** BEGIN **

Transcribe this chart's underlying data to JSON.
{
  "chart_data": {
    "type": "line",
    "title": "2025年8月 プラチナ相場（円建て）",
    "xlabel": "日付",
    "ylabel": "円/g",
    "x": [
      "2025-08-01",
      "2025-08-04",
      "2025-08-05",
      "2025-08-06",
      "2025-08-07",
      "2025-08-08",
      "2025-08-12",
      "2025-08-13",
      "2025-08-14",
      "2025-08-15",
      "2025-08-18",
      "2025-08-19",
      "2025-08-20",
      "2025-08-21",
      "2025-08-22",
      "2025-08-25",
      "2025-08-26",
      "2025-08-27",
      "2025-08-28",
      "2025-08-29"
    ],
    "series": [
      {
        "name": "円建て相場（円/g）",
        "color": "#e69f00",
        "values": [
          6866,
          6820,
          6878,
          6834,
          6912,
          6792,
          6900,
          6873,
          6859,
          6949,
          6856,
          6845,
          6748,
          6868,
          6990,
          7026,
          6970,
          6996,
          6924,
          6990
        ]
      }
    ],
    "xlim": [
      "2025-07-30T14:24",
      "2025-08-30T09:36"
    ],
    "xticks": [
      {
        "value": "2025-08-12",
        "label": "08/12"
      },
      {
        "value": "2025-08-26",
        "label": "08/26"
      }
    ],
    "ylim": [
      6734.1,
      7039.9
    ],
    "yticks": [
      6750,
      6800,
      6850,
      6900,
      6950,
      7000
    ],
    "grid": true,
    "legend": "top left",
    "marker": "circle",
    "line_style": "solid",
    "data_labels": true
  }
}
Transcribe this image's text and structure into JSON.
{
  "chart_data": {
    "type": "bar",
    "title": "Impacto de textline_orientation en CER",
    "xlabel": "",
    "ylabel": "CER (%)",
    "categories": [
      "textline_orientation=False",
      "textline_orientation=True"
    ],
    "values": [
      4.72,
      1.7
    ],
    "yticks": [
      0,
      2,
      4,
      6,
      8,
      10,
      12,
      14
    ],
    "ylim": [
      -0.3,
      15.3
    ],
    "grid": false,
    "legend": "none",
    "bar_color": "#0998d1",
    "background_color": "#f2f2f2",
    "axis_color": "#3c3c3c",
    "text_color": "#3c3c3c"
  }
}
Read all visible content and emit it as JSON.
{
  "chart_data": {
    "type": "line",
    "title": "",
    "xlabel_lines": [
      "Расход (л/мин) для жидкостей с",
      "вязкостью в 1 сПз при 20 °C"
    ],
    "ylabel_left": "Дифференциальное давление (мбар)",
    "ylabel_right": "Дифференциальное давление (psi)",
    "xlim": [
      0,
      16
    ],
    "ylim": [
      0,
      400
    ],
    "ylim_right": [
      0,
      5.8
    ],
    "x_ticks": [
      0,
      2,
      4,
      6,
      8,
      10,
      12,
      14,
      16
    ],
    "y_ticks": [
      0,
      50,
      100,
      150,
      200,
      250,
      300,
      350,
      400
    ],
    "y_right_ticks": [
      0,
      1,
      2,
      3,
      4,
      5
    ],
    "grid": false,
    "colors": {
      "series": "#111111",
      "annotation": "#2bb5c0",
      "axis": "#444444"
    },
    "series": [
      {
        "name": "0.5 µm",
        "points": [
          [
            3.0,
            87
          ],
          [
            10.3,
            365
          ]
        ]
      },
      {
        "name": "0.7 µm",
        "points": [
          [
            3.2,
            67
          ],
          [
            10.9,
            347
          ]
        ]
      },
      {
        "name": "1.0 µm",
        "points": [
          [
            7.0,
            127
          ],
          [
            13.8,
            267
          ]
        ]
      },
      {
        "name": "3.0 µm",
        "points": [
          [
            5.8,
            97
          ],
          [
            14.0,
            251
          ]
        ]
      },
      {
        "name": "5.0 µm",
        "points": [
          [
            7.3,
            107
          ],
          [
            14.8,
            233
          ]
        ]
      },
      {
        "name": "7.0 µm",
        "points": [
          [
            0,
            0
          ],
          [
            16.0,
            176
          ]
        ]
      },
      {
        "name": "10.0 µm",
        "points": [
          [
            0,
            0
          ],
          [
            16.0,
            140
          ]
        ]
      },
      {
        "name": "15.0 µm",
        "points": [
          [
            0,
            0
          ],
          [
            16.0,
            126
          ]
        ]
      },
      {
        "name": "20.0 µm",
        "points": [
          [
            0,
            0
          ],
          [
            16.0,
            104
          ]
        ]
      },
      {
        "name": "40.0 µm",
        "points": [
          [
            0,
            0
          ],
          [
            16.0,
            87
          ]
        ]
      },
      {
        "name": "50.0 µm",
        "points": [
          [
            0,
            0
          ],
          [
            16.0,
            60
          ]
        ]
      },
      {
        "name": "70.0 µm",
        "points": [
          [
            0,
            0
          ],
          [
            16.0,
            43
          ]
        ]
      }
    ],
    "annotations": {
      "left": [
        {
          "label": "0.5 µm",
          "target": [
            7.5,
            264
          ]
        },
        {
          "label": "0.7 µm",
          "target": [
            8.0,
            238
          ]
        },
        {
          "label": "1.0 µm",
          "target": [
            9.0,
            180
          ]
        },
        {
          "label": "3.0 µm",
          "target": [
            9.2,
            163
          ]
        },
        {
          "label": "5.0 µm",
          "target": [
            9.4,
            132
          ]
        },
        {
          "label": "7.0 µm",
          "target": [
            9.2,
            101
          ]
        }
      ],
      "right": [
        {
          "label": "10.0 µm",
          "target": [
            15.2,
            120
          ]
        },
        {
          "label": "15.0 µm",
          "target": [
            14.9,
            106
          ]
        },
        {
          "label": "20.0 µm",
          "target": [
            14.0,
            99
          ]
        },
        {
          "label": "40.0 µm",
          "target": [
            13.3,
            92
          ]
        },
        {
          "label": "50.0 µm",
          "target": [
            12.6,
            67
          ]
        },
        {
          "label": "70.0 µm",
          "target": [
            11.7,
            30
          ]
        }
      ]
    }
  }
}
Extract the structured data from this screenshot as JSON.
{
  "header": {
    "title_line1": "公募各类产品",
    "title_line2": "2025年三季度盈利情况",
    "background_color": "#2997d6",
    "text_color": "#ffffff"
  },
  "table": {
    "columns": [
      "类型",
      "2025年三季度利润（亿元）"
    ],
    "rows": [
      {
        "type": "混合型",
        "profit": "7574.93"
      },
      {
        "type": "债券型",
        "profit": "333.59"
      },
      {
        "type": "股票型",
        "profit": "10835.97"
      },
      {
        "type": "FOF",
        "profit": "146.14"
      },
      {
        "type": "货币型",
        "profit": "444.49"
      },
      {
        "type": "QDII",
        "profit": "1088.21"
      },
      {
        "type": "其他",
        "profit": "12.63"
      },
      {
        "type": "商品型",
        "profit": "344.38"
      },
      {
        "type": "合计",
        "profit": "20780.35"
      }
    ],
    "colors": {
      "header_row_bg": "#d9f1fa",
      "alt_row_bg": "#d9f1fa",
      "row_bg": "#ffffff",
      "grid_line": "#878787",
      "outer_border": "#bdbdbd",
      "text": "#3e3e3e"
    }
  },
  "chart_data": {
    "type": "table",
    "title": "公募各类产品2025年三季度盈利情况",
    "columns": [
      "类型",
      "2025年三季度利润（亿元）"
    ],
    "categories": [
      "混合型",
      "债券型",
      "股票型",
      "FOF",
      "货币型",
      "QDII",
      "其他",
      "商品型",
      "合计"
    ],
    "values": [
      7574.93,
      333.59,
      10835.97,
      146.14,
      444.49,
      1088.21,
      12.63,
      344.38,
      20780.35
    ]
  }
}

** END **

YOUR INSTRUCTIONS => What do the records say? Quote them all exactly.

WRITTEN RESPONSE =>
Transcribe this chart's underlying data to JSON.
{
  "chart_data": {
    "type": "line",
    "title": "2025年8月 プラチナ相場（円建て）",
    "xlabel": "日付",
    "ylabel": "円/g",
    "x": [
      "2025-08-01",
      "2025-08-04",
      "2025-08-05",
      "2025-08-06",
      "2025-08-07",
      "2025-08-08",
      "2025-08-12",
      "2025-08-13",
      "2025-08-14",
      "2025-08-15",
      "2025-08-18",
      "2025-08-19",
      "2025-08-20",
      "2025-08-21",
      "2025-08-22",
      "2025-08-25",
      "2025-08-26",
      "2025-08-27",
      "2025-08-28",
      "2025-08-29"
    ],
    "series": [
      {
        "name": "円建て相場（円/g）",
        "color": "#e69f00",
        "values": [
          6866,
          6820,
          6878,
          6834,
          6912,
          6792,
          6900,
          6873,
          6859,
          6949,
          6856,
          6845,
          6748,
          6868,
          6990,
          7026,
          6970,
          6996,
          6924,
          6990
        ]
      }
    ],
    "xlim": [
      "2025-07-30T14:24",
      "2025-08-30T09:36"
    ],
    "xticks": [
      {
        "value": "2025-08-12",
        "label": "08/12"
      },
      {
        "value": "2025-08-26",
        "label": "08/26"
      }
    ],
    "ylim": [
      6734.1,
      7039.9
    ],
    "yticks": [
      6750,
      6800,
      6850,
      6900,
      6950,
      7000
    ],
    "grid": true,
    "legend": "top left",
    "marker": "circle",
    "line_style": "solid",
    "data_labels": true
  }
}
Transcribe this image's text and structure into JSON.
{
  "chart_data": {
    "type": "bar",
    "title": "Impacto de textline_orientation en CER",
    "xlabel": "",
    "ylabel": "CER (%)",
    "categories": [
      "textline_orientation=False",
      "textline_orientation=True"
    ],
    "values": [
      4.72,
      1.7
    ],
    "yticks": [
      0,
      2,
      4,
      6,
      8,
      10,
      12,
      14
    ],
    "ylim": [
      -0.3,
      15.3
    ],
    "grid": false,
    "legend": "none",
    "bar_color": "#0998d1",
    "background_color": "#f2f2f2",
    "axis_color": "#3c3c3c",
    "text_color": "#3c3c3c"
  }
}
Read all visible content and emit it as JSON.
{
  "chart_data": {
    "type": "line",
    "title": "",
    "xlabel_lines": [
      "Расход (л/мин) для жидкостей с",
      "вязкостью в 1 сПз при 20 °C"
    ],
    "ylabel_left": "Дифференциальное давление (мбар)",
    "ylabel_right": "Дифференциальное давление (psi)",
    "xlim": [
      0,
      16
    ],
    "ylim": [
      0,
      400
    ],
    "ylim_right": [
      0,
      5.8
    ],
    "x_ticks": [
      0,
      2,
      4,
      6,
      8,
      10,
      12,
      14,
      16
    ],
    "y_ticks": [
      0,
      50,
      100,
      150,
      200,
      250,
      300,
      350,
      400
    ],
    "y_right_ticks": [
      0,
      1,
      2,
      3,
      4,
      5
    ],
    "grid": false,
    "colors": {
      "series": "#111111",
      "annotation": "#2bb5c0",
      "axis": "#444444"
    },
    "series": [
      {
        "name": "0.5 µm",
        "points": [
          [
            3.0,
            87
          ],
          [
            10.3,
            365
          ]
        ]
      },
      {
        "name": "0.7 µm",
        "points": [
          [
            3.2,
            67
          ],
          [
            10.9,
            347
          ]
        ]
      },
      {
        "name": "1.0 µm",
        "points": [
          [
            7.0,
            127
          ],
          [
            13.8,
            267
          ]
        ]
      },
      {
        "name": "3.0 µm",
        "points": [
          [
            5.8,
            97
          ],
          [
            14.0,
            251
          ]
        ]
      },
      {
        "name": "5.0 µm",
        "points": [
          [
            7.3,
            107
          ],
          [
            14.8,
            233
          ]
        ]
      },
      {
        "name": "7.0 µm",
        "points": [
          [
            0,
            0
          ],
          [
            16.0,
            176
          ]
        ]
      },
      {
        "name": "10.0 µm",
        "points": [
          [
            0,
            0
          ],
          [
            16.0,
            140
          ]
        ]
      },
      {
        "name": "15.0 µm",
        "points": [
          [
            0,
            0
          ],
          [
            16.0,
            126
          ]
        ]
      },
      {
        "name": "20.0 µm",
        "points": [
          [
            0,
            0
          ],
          [
            16.0,
            104
          ]
        ]
      },
      {
        "name": "40.0 µm",
        "points": [
          [
            0,
            0
          ],
          [
            16.0,
            87
          ]
        ]
      },
      {
        "name": "50.0 µm",
        "points": [
          [
            0,
            0
          ],
          [
            16.0,
            60
          ]
        ]
      },
      {
        "name": "70.0 µm",
        "points": [
          [
            0,
            0
          ],
          [
            16.0,
            43
          ]
        ]
      }
    ],
    "annotations": {
      "left": [
        {
          "label": "0.5 µm",
          "target": [
            7.5,
            264
          ]
        },
        {
          "label": "0.7 µm",
          "target": [
            8.0,
            238
          ]
        },
        {
          "label": "1.0 µm",
          "target": [
            9.0,
            180
          ]
        },
        {
          "label": "3.0 µm",
          "target": [
            9.2,
            163
          ]
        },
        {
          "label": "5.0 µm",
          "target": [
            9.4,
            132
          ]
        },
        {
          "label": "7.0 µm",
          "target": [
            9.2,
            101
          ]
        }
      ],
      "right": [
        {
          "label": "10.0 µm",
          "target": [
            15.2,
            120
          ]
        },
        {
          "label": "15.0 µm",
          "target": [
            14.9,
            106
          ]
        },
        {
          "label": "20.0 µm",
          "target": [
            14.0,
            99
          ]
        },
        {
          "label": "40.0 µm",
          "target": [
            13.3,
            92
          ]
        },
        {
          "label": "50.0 µm",
          "target": [
            12.6,
            67
          ]
        },
        {
          "label": "70.0 µm",
          "target": [
            11.7,
            30
          ]
        }
      ]
    }
  }
}
Extract the structured data from this screenshot as JSON.
{
  "header": {
    "title_line1": "公募各类产品",
    "title_line2": "2025年三季度盈利情况",
    "background_color": "#2997d6",
    "text_color": "#ffffff"
  },
  "table": {
    "columns": [
      "类型",
      "2025年三季度利润（亿元）"
    ],
    "rows": [
      {
        "type": "混合型",
        "profit": "7574.93"
      },
      {
        "type": "债券型",
        "profit": "333.59"
      },
      {
        "type": "股票型",
        "profit": "10835.97"
      },
      {
        "type": "FOF",
        "profit": "146.14"
      },
      {
        "type": "货币型",
        "profit": "444.49"
      },
      {
        "type": "QDII",
        "profit": "1088.21"
      },
      {
        "type": "其他",
        "profit": "12.63"
      },
      {
        "type": "商品型",
        "profit": "344.38"
      },
      {
        "type": "合计",
        "profit": "20780.35"
      }
    ],
    "colors": {
      "header_row_bg": "#d9f1fa",
      "alt_row_bg": "#d9f1fa",
      "row_bg": "#ffffff",
      "grid_line": "#878787",
      "outer_border": "#bdbdbd",
      "text": "#3e3e3e"
    }
  },
  "chart_data": {
    "type": "table",
    "title": "公募各类产品2025年三季度盈利情况",
    "columns": [
      "类型",
      "2025年三季度利润（亿元）"
    ],
    "categories": [
      "混合型",
      "债券型",
      "股票型",
      "FOF",
      "货币型",
      "QDII",
      "其他",
      "商品型",
      "合计"
    ],
    "values": [
      7574.93,
      333.59,
      10835.97,
      146.14,
      444.49,
      1088.21,
      12.63,
      344.38,
      20780.35
    ]
  }
}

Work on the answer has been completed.